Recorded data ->
***
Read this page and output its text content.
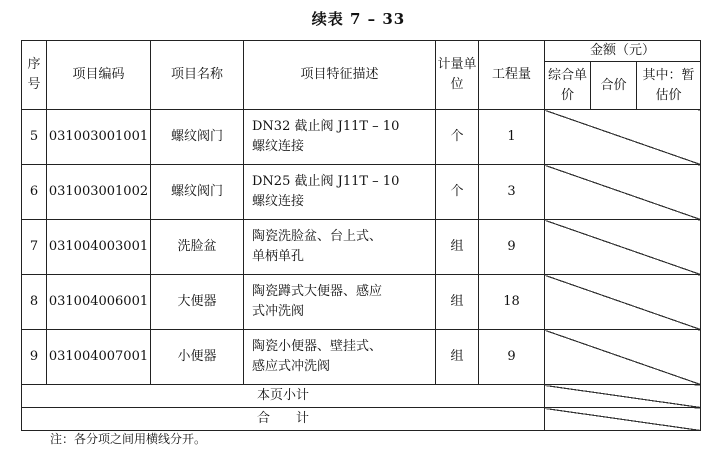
续表 7 – 33
序号	项目编码	项目名称	项目特征描述	计量单位	工程量	金额（元）		
						综合单价	合价	其中：暂估价
5	031003001001	螺纹阀门	DN32 截止阀 J11T – 10
螺纹连接	个	1			
6	031003001002	螺纹阀门	DN25 截止阀 J11T – 10
螺纹连接	个	3			
7	031004003001	洗脸盆	陶瓷洗脸盆、台上式、
单柄单孔	组	9			
8	031004006001	大便器	陶瓷蹲式大便器、感应
式冲洗阀	组	18			
9	031004007001	小便器	陶瓷小便器、壁挂式、
感应式冲洗阀	组	9			
本页小计								
合　　计								
注：各分项之间用横线分开。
***
WORK TO DO ->
Copy each line that holds the word "螺纹阀门".

FINISHED ANSWER ->
5	031003001001	螺纹阀门	DN32 截止阀 J11T – 10
6	031003001002	螺纹阀门	DN25 截止阀 J11T – 10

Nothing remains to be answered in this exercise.